- [Problem statement]
Scan the data below for the string "rest". Copy every line where it appears.

- [Given data]
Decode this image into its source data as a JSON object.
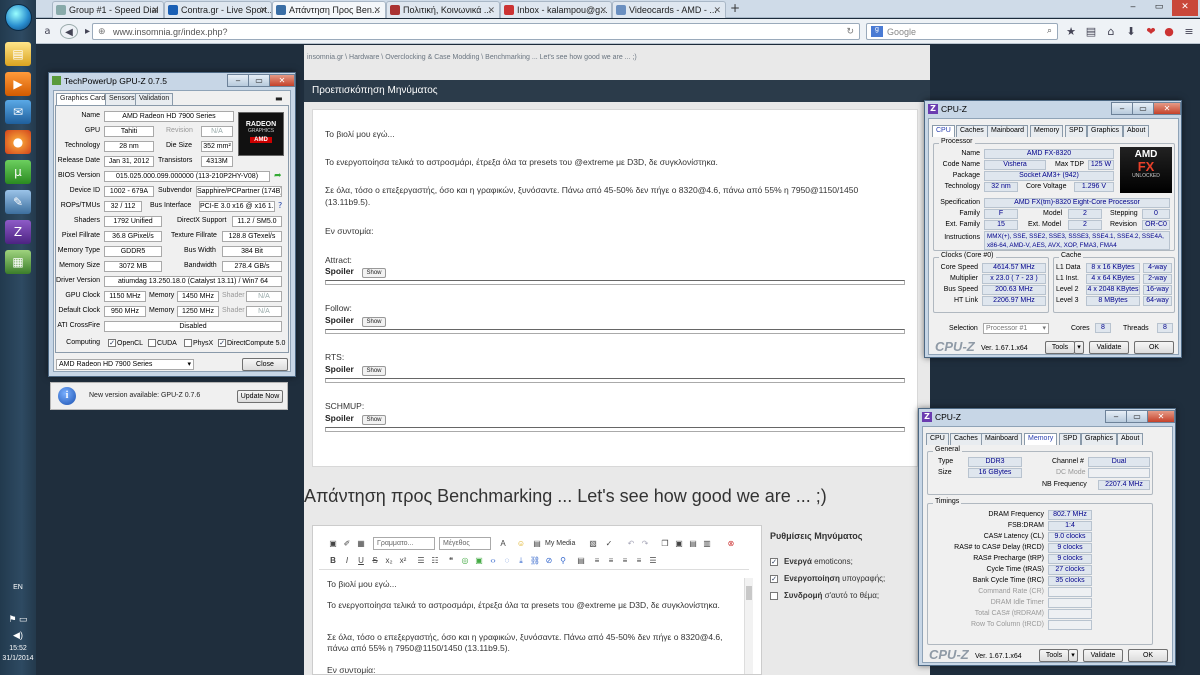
{
  "taskbar": {
    "lang": "EN",
    "time": "15:52",
    "date": "31/1/2014"
  },
  "browser": {
    "tabs": [
      {
        "label": "Group #1 - Speed Dial",
        "color": "#8aa"
      },
      {
        "label": "Contra.gr - Live Sport...",
        "color": "#1a5fb4"
      },
      {
        "label": "Απάντηση Προς Ben...",
        "color": "#3a6ea5"
      },
      {
        "label": "Πολιτική, Κοινωνικά ...",
        "color": "#a33"
      },
      {
        "label": "Inbox - kalampou@g...",
        "color": "#c33"
      },
      {
        "label": "Videocards - AMD - ...",
        "color": "#6a8fc0"
      }
    ],
    "url": "www.insomnia.gr/index.php?",
    "search_placeholder": "Google"
  },
  "forum": {
    "breadcrumb": "insomnia.gr  \\  Hardware  \\  Overclocking & Case Modding  \\  Benchmarking ... Let's see how good we are ... ;)",
    "preview_title": "Προεπισκόπηση Μηνύματος",
    "p1": "Το βιολί μου εγώ...",
    "p2": "Το ενεργοποίησα τελικά το αστροσμάρι, έτρεξα όλα τα presets του @extreme με D3D, δε συγκλονίστηκα.",
    "p3": "Σε όλα, τόσο ο επεξεργαστής, όσο και η γραφικών, ξυνόσαντε. Πάνω από 45-50% δεν πήγε ο 8320@4.6, πάνω από 55% η 7950@1150/1450 (13.11b9.5).",
    "p4": "Εν συντομία:",
    "spoiler_label": "Spoiler",
    "show_label": "Show",
    "sections": [
      "Attract:",
      "Follow:",
      "RTS:",
      "SCHMUP:"
    ],
    "reply_title": "Απάντηση προς Benchmarking ... Let's see how good we are ... ;)",
    "font_combo": "Γραμματο...",
    "size_combo": "Μέγεθος",
    "my_media": "My Media",
    "ed_p1": "Το βιολί μου εγώ...",
    "ed_p2": "Το ενεργοποίησα τελικά το αστροσμάρι, έτρεξα όλα τα presets του @extreme με D3D, δε συγκλονίστηκα.",
    "ed_p3": "Σε όλα, τόσο ο επεξεργαστής, όσο και η γραφικών, ξυνόσαντε. Πάνω από 45-50% δεν πήγε ο 8320@4.6, πάνω από 55% η 7950@1150/1450 (13.11b9.5).",
    "ed_p4": "Εν συντομία:",
    "settings_title": "Ρυθμίσεις Μηνύματος",
    "settings": [
      {
        "bold": "Ενεργά",
        "rest": " emoticons;",
        "checked": "✓"
      },
      {
        "bold": "Ενεργοποίηση",
        "rest": " υπογραφής;",
        "checked": "✓"
      },
      {
        "bold": "Συνδρομή",
        "rest": " σ'αυτό το θέμα;",
        "checked": ""
      }
    ]
  },
  "gpuz": {
    "title": "TechPowerUp GPU-Z 0.7.5",
    "tabs": [
      "Graphics Card",
      "Sensors",
      "Validation"
    ],
    "name": "AMD Radeon HD 7900 Series",
    "gpu": "Tahiti",
    "revision": "N/A",
    "technology": "28 nm",
    "die_size": "352 mm²",
    "release_date": "Jan 31, 2012",
    "transistors": "4313M",
    "bios": "015.025.000.099.000000 (113-210P2HY-V08)",
    "device_id": "1002 - 679A",
    "subvendor": "Sapphire/PCPartner (174B)",
    "rops": "32 / 112",
    "bus_interface": "PCI-E 3.0 x16 @ x16 1.1",
    "shaders": "1792 Unified",
    "directx": "11.2 / SM5.0",
    "pixel_fillrate": "36.8 GPixel/s",
    "texture_fillrate": "128.8 GTexel/s",
    "memory_type": "GDDR5",
    "bus_width": "384 Bit",
    "memory_size": "3072 MB",
    "bandwidth": "278.4 GB/s",
    "driver": "atiumdag 13.250.18.0 (Catalyst 13.11) / Win7 64",
    "gpu_clock": "1150 MHz",
    "memory_clock": "1450 MHz",
    "shader_clock": "N/A",
    "default_clock": "950 MHz",
    "default_memory": "1250 MHz",
    "default_shader": "N/A",
    "crossfire": "Disabled",
    "computing": [
      "OpenCL",
      "CUDA",
      "PhysX",
      "DirectCompute 5.0"
    ],
    "computing_checked": [
      "✓",
      "",
      "",
      "✓"
    ],
    "labels": {
      "name": "Name",
      "gpu": "GPU",
      "revision": "Revision",
      "technology": "Technology",
      "die_size": "Die Size",
      "release_date": "Release Date",
      "transistors": "Transistors",
      "bios": "BIOS Version",
      "device_id": "Device ID",
      "subvendor": "Subvendor",
      "rops": "ROPs/TMUs",
      "bus_interface": "Bus Interface",
      "shaders": "Shaders",
      "directx": "DirectX Support",
      "pixel_fillrate": "Pixel Fillrate",
      "texture_fillrate": "Texture Fillrate",
      "memory_type": "Memory Type",
      "bus_width": "Bus Width",
      "memory_size": "Memory Size",
      "bandwidth": "Bandwidth",
      "driver": "Driver Version",
      "gpu_clock": "GPU Clock",
      "memory": "Memory",
      "shader": "Shader",
      "default_clock": "Default Clock",
      "crossfire": "ATI CrossFire",
      "computing": "Computing"
    },
    "select_value": "AMD Radeon HD 7900 Series",
    "close_label": "Close",
    "logo_top": "RADEON",
    "logo_sub": "GRAPHICS",
    "logo_amd": "AMD",
    "update_text": "New version available: GPU-Z 0.7.6",
    "update_button": "Update Now",
    "info_glyph": "i"
  },
  "cpuz1": {
    "title": "CPU-Z",
    "tabs": [
      "CPU",
      "Caches",
      "Mainboard",
      "Memory",
      "SPD",
      "Graphics",
      "About"
    ],
    "processor_group": "Processor",
    "name": "AMD FX-8320",
    "code_name": "Vishera",
    "max_tdp": "125 W",
    "package": "Socket AM3+ (942)",
    "technology": "32 nm",
    "core_voltage": "1.296 V",
    "specification": "AMD FX(tm)-8320 Eight-Core Processor",
    "family": "F",
    "model": "2",
    "stepping": "0",
    "ext_family": "15",
    "ext_model": "2",
    "revision": "OR-C0",
    "instructions": "MMX(+), SSE, SSE2, SSE3, SSSE3, SSE4.1, SSE4.2, SSE4A, x86-64, AMD-V, AES, AVX, XOP, FMA3, FMA4",
    "clocks_group": "Clocks (Core #0)",
    "core_speed": "4614.57 MHz",
    "multiplier": "x 23.0 ( 7 - 23 )",
    "bus_speed": "200.63 MHz",
    "ht_link": "2206.97 MHz",
    "cache_group": "Cache",
    "l1d": "8 x 16 KBytes",
    "l1d_way": "4-way",
    "l1i": "4 x 64 KBytes",
    "l1i_way": "2-way",
    "l2": "4 x 2048 KBytes",
    "l2_way": "16-way",
    "l3": "8 MBytes",
    "l3_way": "64-way",
    "selection": "Processor #1",
    "cores": "8",
    "threads": "8",
    "version": "Ver. 1.67.1.x64",
    "tools": "Tools",
    "validate": "Validate",
    "ok": "OK",
    "brand": "CPU-Z",
    "labels": {
      "name": "Name",
      "code_name": "Code Name",
      "max_tdp": "Max TDP",
      "package": "Package",
      "technology": "Technology",
      "core_voltage": "Core Voltage",
      "specification": "Specification",
      "family": "Family",
      "model": "Model",
      "stepping": "Stepping",
      "ext_family": "Ext. Family",
      "ext_model": "Ext. Model",
      "revision": "Revision",
      "instructions": "Instructions",
      "core_speed": "Core Speed",
      "multiplier": "Multiplier",
      "bus_speed": "Bus Speed",
      "ht_link": "HT Link",
      "l1d": "L1 Data",
      "l1i": "L1 Inst.",
      "l2": "Level 2",
      "l3": "Level 3",
      "selection": "Selection",
      "cores": "Cores",
      "threads": "Threads"
    },
    "logo_amd": "AMD",
    "logo_fx": "FX",
    "logo_sub": "UNLOCKED"
  },
  "cpuz2": {
    "title": "CPU-Z",
    "tabs": [
      "CPU",
      "Caches",
      "Mainboard",
      "Memory",
      "SPD",
      "Graphics",
      "About"
    ],
    "general_group": "General",
    "type": "DDR3",
    "channel": "Dual",
    "size": "16 GBytes",
    "dc_mode": "",
    "nb_frequency": "2207.4 MHz",
    "timings_group": "Timings",
    "timings": [
      {
        "label": "DRAM Frequency",
        "value": "802.7 MHz",
        "dim": false
      },
      {
        "label": "FSB:DRAM",
        "value": "1:4",
        "dim": false
      },
      {
        "label": "CAS# Latency (CL)",
        "value": "9.0 clocks",
        "dim": false
      },
      {
        "label": "RAS# to CAS# Delay (tRCD)",
        "value": "9 clocks",
        "dim": false
      },
      {
        "label": "RAS# Precharge (tRP)",
        "value": "9 clocks",
        "dim": false
      },
      {
        "label": "Cycle Time (tRAS)",
        "value": "27 clocks",
        "dim": false
      },
      {
        "label": "Bank Cycle Time (tRC)",
        "value": "35 clocks",
        "dim": false
      },
      {
        "label": "Command Rate (CR)",
        "value": "",
        "dim": true
      },
      {
        "label": "DRAM Idle Timer",
        "value": "",
        "dim": true
      },
      {
        "label": "Total CAS# (tRDRAM)",
        "value": "",
        "dim": true
      },
      {
        "label": "Row To Column (tRCD)",
        "value": "",
        "dim": true
      }
    ],
    "labels": {
      "type": "Type",
      "channel": "Channel #",
      "size": "Size",
      "dc_mode": "DC Mode",
      "nb_frequency": "NB Frequency"
    },
    "version": "Ver. 1.67.1.x64",
    "tools": "Tools",
    "validate": "Validate",
    "ok": "OK",
    "brand": "CPU-Z"
  }
}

- [Result]
        "rest": " emoticons;",
        "rest": " υπογραφής;",
        "rest": " σ'αυτό το θέμα;",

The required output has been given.